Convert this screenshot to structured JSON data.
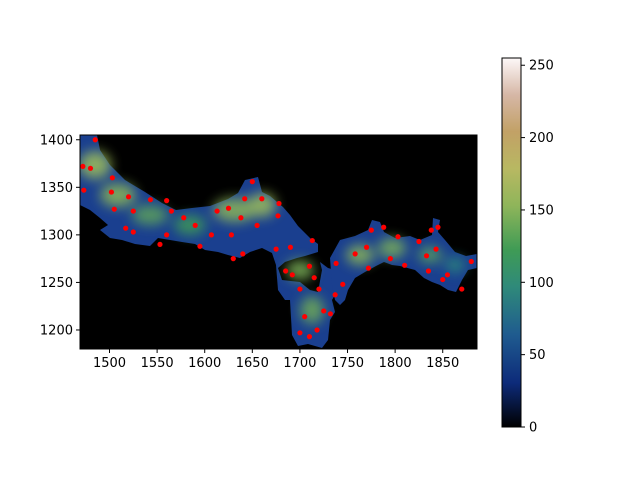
{
  "chart_data": {
    "type": "heatmap",
    "title": "",
    "xlabel": "",
    "ylabel": "",
    "xlim": [
      1469,
      1886
    ],
    "ylim": [
      1180,
      1405
    ],
    "x_ticks": [
      1500,
      1550,
      1600,
      1650,
      1700,
      1750,
      1800,
      1850
    ],
    "y_ticks": [
      1200,
      1250,
      1300,
      1350,
      1400
    ],
    "colormap": "gist_earth",
    "background_color": "#000000",
    "point_color": "#ff0000",
    "colorbar": {
      "range": [
        0,
        255
      ],
      "ticks": [
        0,
        50,
        100,
        150,
        200,
        250
      ]
    },
    "points": [
      {
        "x": 1472,
        "y": 1372
      },
      {
        "x": 1480,
        "y": 1370
      },
      {
        "x": 1485,
        "y": 1400
      },
      {
        "x": 1473,
        "y": 1347
      },
      {
        "x": 1503,
        "y": 1360
      },
      {
        "x": 1502,
        "y": 1345
      },
      {
        "x": 1505,
        "y": 1327
      },
      {
        "x": 1520,
        "y": 1340
      },
      {
        "x": 1525,
        "y": 1325
      },
      {
        "x": 1517,
        "y": 1307
      },
      {
        "x": 1525,
        "y": 1303
      },
      {
        "x": 1543,
        "y": 1337
      },
      {
        "x": 1560,
        "y": 1336
      },
      {
        "x": 1565,
        "y": 1325
      },
      {
        "x": 1560,
        "y": 1300
      },
      {
        "x": 1553,
        "y": 1290
      },
      {
        "x": 1578,
        "y": 1318
      },
      {
        "x": 1590,
        "y": 1310
      },
      {
        "x": 1595,
        "y": 1288
      },
      {
        "x": 1607,
        "y": 1300
      },
      {
        "x": 1613,
        "y": 1325
      },
      {
        "x": 1625,
        "y": 1328
      },
      {
        "x": 1628,
        "y": 1300
      },
      {
        "x": 1630,
        "y": 1275
      },
      {
        "x": 1638,
        "y": 1318
      },
      {
        "x": 1642,
        "y": 1338
      },
      {
        "x": 1650,
        "y": 1356
      },
      {
        "x": 1660,
        "y": 1338
      },
      {
        "x": 1655,
        "y": 1310
      },
      {
        "x": 1640,
        "y": 1280
      },
      {
        "x": 1677,
        "y": 1320
      },
      {
        "x": 1678,
        "y": 1333
      },
      {
        "x": 1675,
        "y": 1285
      },
      {
        "x": 1690,
        "y": 1287
      },
      {
        "x": 1685,
        "y": 1262
      },
      {
        "x": 1692,
        "y": 1258
      },
      {
        "x": 1700,
        "y": 1243
      },
      {
        "x": 1710,
        "y": 1267
      },
      {
        "x": 1713,
        "y": 1294
      },
      {
        "x": 1715,
        "y": 1255
      },
      {
        "x": 1720,
        "y": 1243
      },
      {
        "x": 1705,
        "y": 1214
      },
      {
        "x": 1700,
        "y": 1197
      },
      {
        "x": 1710,
        "y": 1193
      },
      {
        "x": 1718,
        "y": 1200
      },
      {
        "x": 1725,
        "y": 1220
      },
      {
        "x": 1732,
        "y": 1217
      },
      {
        "x": 1737,
        "y": 1237
      },
      {
        "x": 1745,
        "y": 1248
      },
      {
        "x": 1738,
        "y": 1270
      },
      {
        "x": 1758,
        "y": 1280
      },
      {
        "x": 1770,
        "y": 1287
      },
      {
        "x": 1772,
        "y": 1265
      },
      {
        "x": 1775,
        "y": 1305
      },
      {
        "x": 1788,
        "y": 1308
      },
      {
        "x": 1795,
        "y": 1275
      },
      {
        "x": 1803,
        "y": 1298
      },
      {
        "x": 1810,
        "y": 1268
      },
      {
        "x": 1825,
        "y": 1293
      },
      {
        "x": 1833,
        "y": 1278
      },
      {
        "x": 1835,
        "y": 1262
      },
      {
        "x": 1843,
        "y": 1285
      },
      {
        "x": 1845,
        "y": 1308
      },
      {
        "x": 1838,
        "y": 1305
      },
      {
        "x": 1850,
        "y": 1253
      },
      {
        "x": 1855,
        "y": 1258
      },
      {
        "x": 1870,
        "y": 1243
      },
      {
        "x": 1880,
        "y": 1272
      }
    ]
  }
}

What you have to do: Repeat all the records above exactly, leaving out any pictures.

Response below:
Convert this screenshot to structured JSON data.
{
  "chart_data": {
    "type": "heatmap",
    "title": "",
    "xlabel": "",
    "ylabel": "",
    "xlim": [
      1469,
      1886
    ],
    "ylim": [
      1180,
      1405
    ],
    "x_ticks": [
      1500,
      1550,
      1600,
      1650,
      1700,
      1750,
      1800,
      1850
    ],
    "y_ticks": [
      1200,
      1250,
      1300,
      1350,
      1400
    ],
    "colormap": "gist_earth",
    "background_color": "#000000",
    "point_color": "#ff0000",
    "colorbar": {
      "range": [
        0,
        255
      ],
      "ticks": [
        0,
        50,
        100,
        150,
        200,
        250
      ]
    },
    "points": [
      {
        "x": 1472,
        "y": 1372
      },
      {
        "x": 1480,
        "y": 1370
      },
      {
        "x": 1485,
        "y": 1400
      },
      {
        "x": 1473,
        "y": 1347
      },
      {
        "x": 1503,
        "y": 1360
      },
      {
        "x": 1502,
        "y": 1345
      },
      {
        "x": 1505,
        "y": 1327
      },
      {
        "x": 1520,
        "y": 1340
      },
      {
        "x": 1525,
        "y": 1325
      },
      {
        "x": 1517,
        "y": 1307
      },
      {
        "x": 1525,
        "y": 1303
      },
      {
        "x": 1543,
        "y": 1337
      },
      {
        "x": 1560,
        "y": 1336
      },
      {
        "x": 1565,
        "y": 1325
      },
      {
        "x": 1560,
        "y": 1300
      },
      {
        "x": 1553,
        "y": 1290
      },
      {
        "x": 1578,
        "y": 1318
      },
      {
        "x": 1590,
        "y": 1310
      },
      {
        "x": 1595,
        "y": 1288
      },
      {
        "x": 1607,
        "y": 1300
      },
      {
        "x": 1613,
        "y": 1325
      },
      {
        "x": 1625,
        "y": 1328
      },
      {
        "x": 1628,
        "y": 1300
      },
      {
        "x": 1630,
        "y": 1275
      },
      {
        "x": 1638,
        "y": 1318
      },
      {
        "x": 1642,
        "y": 1338
      },
      {
        "x": 1650,
        "y": 1356
      },
      {
        "x": 1660,
        "y": 1338
      },
      {
        "x": 1655,
        "y": 1310
      },
      {
        "x": 1640,
        "y": 1280
      },
      {
        "x": 1677,
        "y": 1320
      },
      {
        "x": 1678,
        "y": 1333
      },
      {
        "x": 1675,
        "y": 1285
      },
      {
        "x": 1690,
        "y": 1287
      },
      {
        "x": 1685,
        "y": 1262
      },
      {
        "x": 1692,
        "y": 1258
      },
      {
        "x": 1700,
        "y": 1243
      },
      {
        "x": 1710,
        "y": 1267
      },
      {
        "x": 1713,
        "y": 1294
      },
      {
        "x": 1715,
        "y": 1255
      },
      {
        "x": 1720,
        "y": 1243
      },
      {
        "x": 1705,
        "y": 1214
      },
      {
        "x": 1700,
        "y": 1197
      },
      {
        "x": 1710,
        "y": 1193
      },
      {
        "x": 1718,
        "y": 1200
      },
      {
        "x": 1725,
        "y": 1220
      },
      {
        "x": 1732,
        "y": 1217
      },
      {
        "x": 1737,
        "y": 1237
      },
      {
        "x": 1745,
        "y": 1248
      },
      {
        "x": 1738,
        "y": 1270
      },
      {
        "x": 1758,
        "y": 1280
      },
      {
        "x": 1770,
        "y": 1287
      },
      {
        "x": 1772,
        "y": 1265
      },
      {
        "x": 1775,
        "y": 1305
      },
      {
        "x": 1788,
        "y": 1308
      },
      {
        "x": 1795,
        "y": 1275
      },
      {
        "x": 1803,
        "y": 1298
      },
      {
        "x": 1810,
        "y": 1268
      },
      {
        "x": 1825,
        "y": 1293
      },
      {
        "x": 1833,
        "y": 1278
      },
      {
        "x": 1835,
        "y": 1262
      },
      {
        "x": 1843,
        "y": 1285
      },
      {
        "x": 1845,
        "y": 1308
      },
      {
        "x": 1838,
        "y": 1305
      },
      {
        "x": 1850,
        "y": 1253
      },
      {
        "x": 1855,
        "y": 1258
      },
      {
        "x": 1870,
        "y": 1243
      },
      {
        "x": 1880,
        "y": 1272
      }
    ]
  }
}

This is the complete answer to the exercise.